Stored records:

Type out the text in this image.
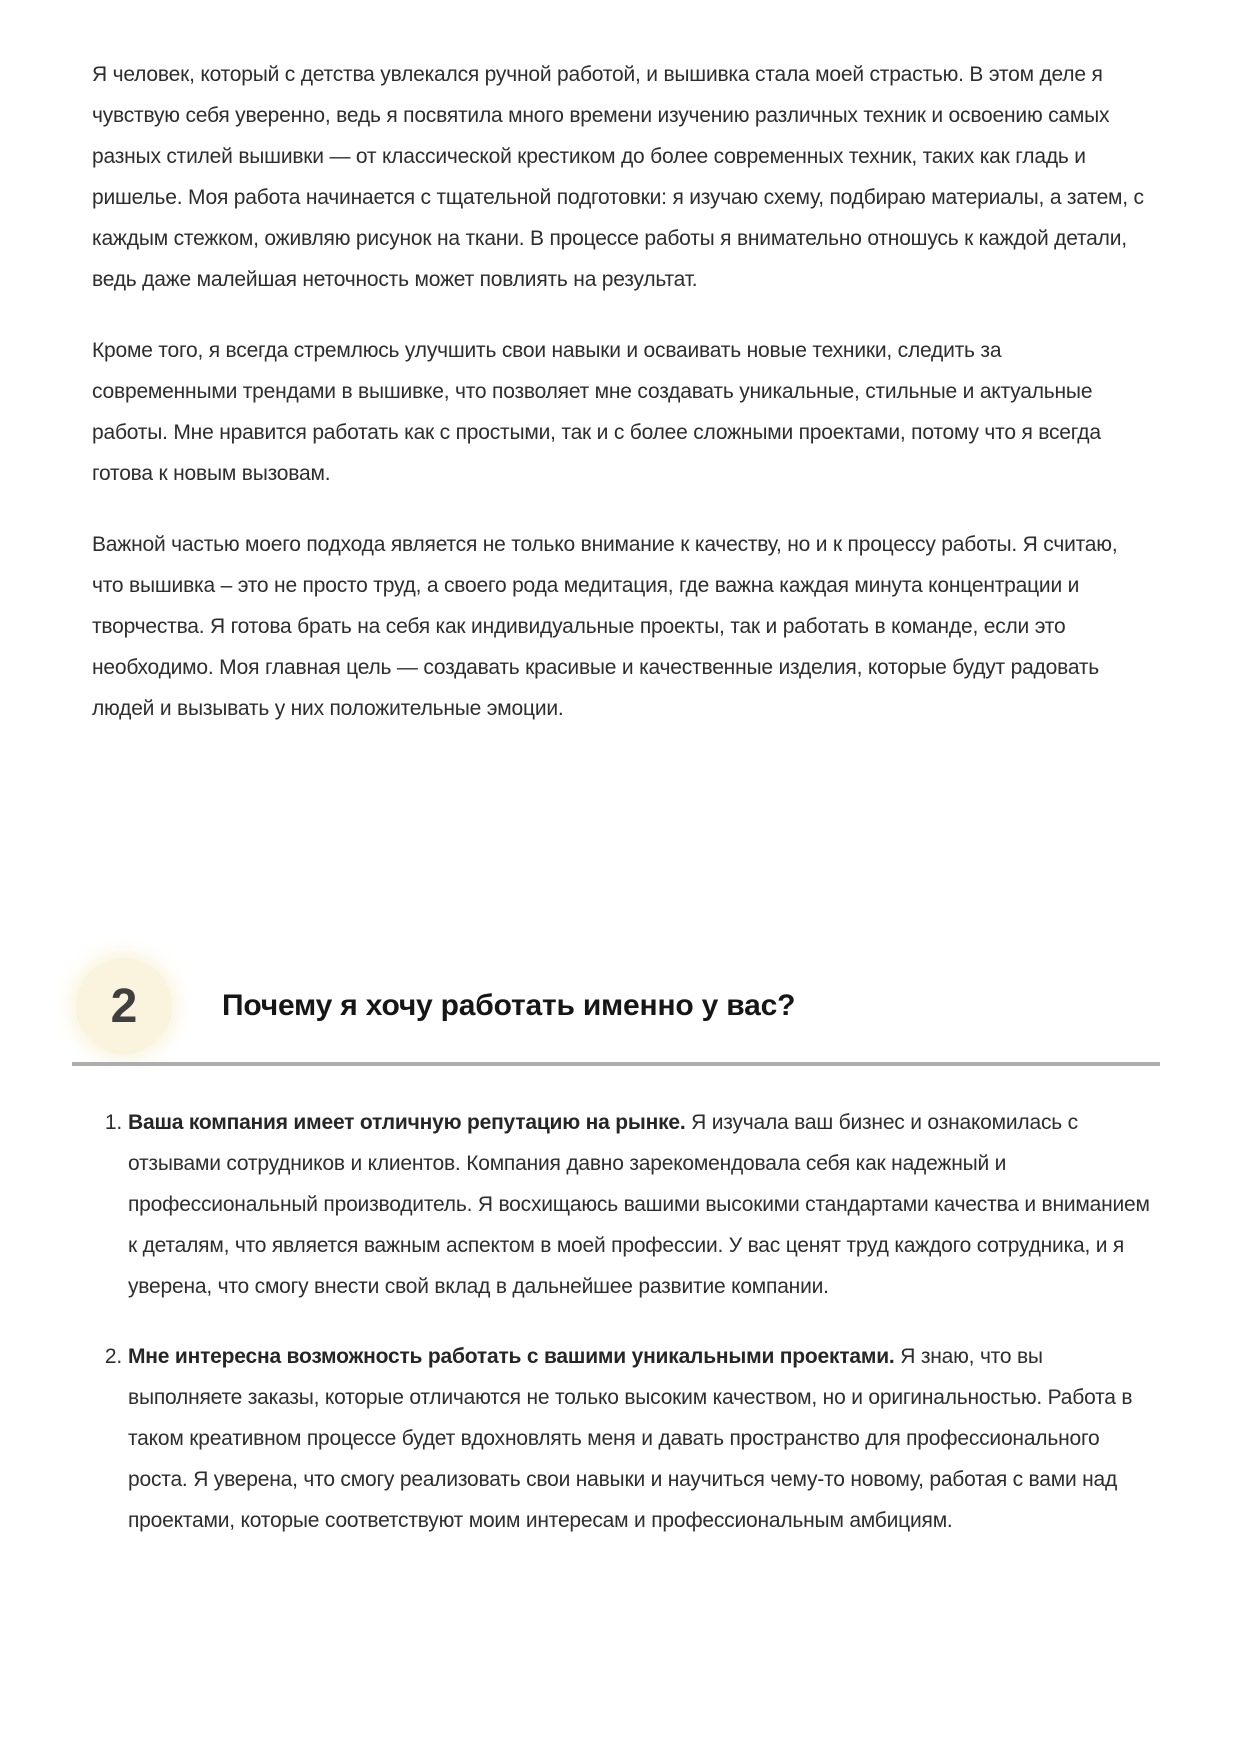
Я человек, который с детства увлекался ручной работой, и вышивка стала моей страстью. В этом деле я чувствую себя уверенно, ведь я посвятила много времени изучению различных техник и освоению самых разных стилей вышивки — от классической крестиком до более современных техник, таких как гладь и ришелье. Моя работа начинается с тщательной подготовки: я изучаю схему, подбираю материалы, а затем, с каждым стежком, оживляю рисунок на ткани. В процессе работы я внимательно отношусь к каждой детали, ведь даже малейшая неточность может повлиять на результат.

Кроме того, я всегда стремлюсь улучшить свои навыки и осваивать новые техники, следить за современными трендами в вышивке, что позволяет мне создавать уникальные, стильные и актуальные работы. Мне нравится работать как с простыми, так и с более сложными проектами, потому что я всегда готова к новым вызовам.

Важной частью моего подхода является не только внимание к качеству, но и к процессу работы. Я считаю, что вышивка – это не просто труд, а своего рода медитация, где важна каждая минута концентрации и творчества. Я готова брать на себя как индивидуальные проекты, так и работать в команде, если это необходимо. Моя главная цель — создавать красивые и качественные изделия, которые будут радовать людей и вызывать у них положительные эмоции.

2	Почему я хочу работать именно у вас?
1. Ваша компания имеет отличную репутацию на рынке. Я изучала ваш бизнес и ознакомилась с отзывами сотрудников и клиентов. Компания давно зарекомендовала себя как надежный и профессиональный производитель. Я восхищаюсь вашими высокими стандартами качества и вниманием к деталям, что является важным аспектом в моей профессии. У вас ценят труд каждого сотрудника, и я уверена, что смогу внести свой вклад в дальнейшее развитие компании.
2. Мне интересна возможность работать с вашими уникальными проектами. Я знаю, что вы выполняете заказы, которые отличаются не только высоким качеством, но и оригинальностью. Работа в таком креативном процессе будет вдохновлять меня и давать пространство для профессионального роста. Я уверена, что смогу реализовать свои навыки и научиться чему-то новому, работая с вами над проектами, которые соответствуют моим интересам и профессиональным амбициям.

**Task requirements**
Quote everything in the listing above exactly; pictures are the only thing to omit.

**Result for this exercise**
Type out the text in this image.
Я человек, который с детства увлекался ручной работой, и вышивка стала моей страстью. В этом деле я чувствую себя уверенно, ведь я посвятила много времени изучению различных техник и освоению самых разных стилей вышивки — от классической крестиком до более современных техник, таких как гладь и ришелье. Моя работа начинается с тщательной подготовки: я изучаю схему, подбираю материалы, а затем, с каждым стежком, оживляю рисунок на ткани. В процессе работы я внимательно отношусь к каждой детали, ведь даже малейшая неточность может повлиять на результат.

Кроме того, я всегда стремлюсь улучшить свои навыки и осваивать новые техники, следить за современными трендами в вышивке, что позволяет мне создавать уникальные, стильные и актуальные работы. Мне нравится работать как с простыми, так и с более сложными проектами, потому что я всегда готова к новым вызовам.

Важной частью моего подхода является не только внимание к качеству, но и к процессу работы. Я считаю, что вышивка – это не просто труд, а своего рода медитация, где важна каждая минута концентрации и творчества. Я готова брать на себя как индивидуальные проекты, так и работать в команде, если это необходимо. Моя главная цель — создавать красивые и качественные изделия, которые будут радовать людей и вызывать у них положительные эмоции.

2	Почему я хочу работать именно у вас?
1. Ваша компания имеет отличную репутацию на рынке. Я изучала ваш бизнес и ознакомилась с отзывами сотрудников и клиентов. Компания давно зарекомендовала себя как надежный и профессиональный производитель. Я восхищаюсь вашими высокими стандартами качества и вниманием к деталям, что является важным аспектом в моей профессии. У вас ценят труд каждого сотрудника, и я уверена, что смогу внести свой вклад в дальнейшее развитие компании.
2. Мне интересна возможность работать с вашими уникальными проектами. Я знаю, что вы выполняете заказы, которые отличаются не только высоким качеством, но и оригинальностью. Работа в таком креативном процессе будет вдохновлять меня и давать пространство для профессионального роста. Я уверена, что смогу реализовать свои навыки и научиться чему-то новому, работая с вами над проектами, которые соответствуют моим интересам и профессиональным амбициям.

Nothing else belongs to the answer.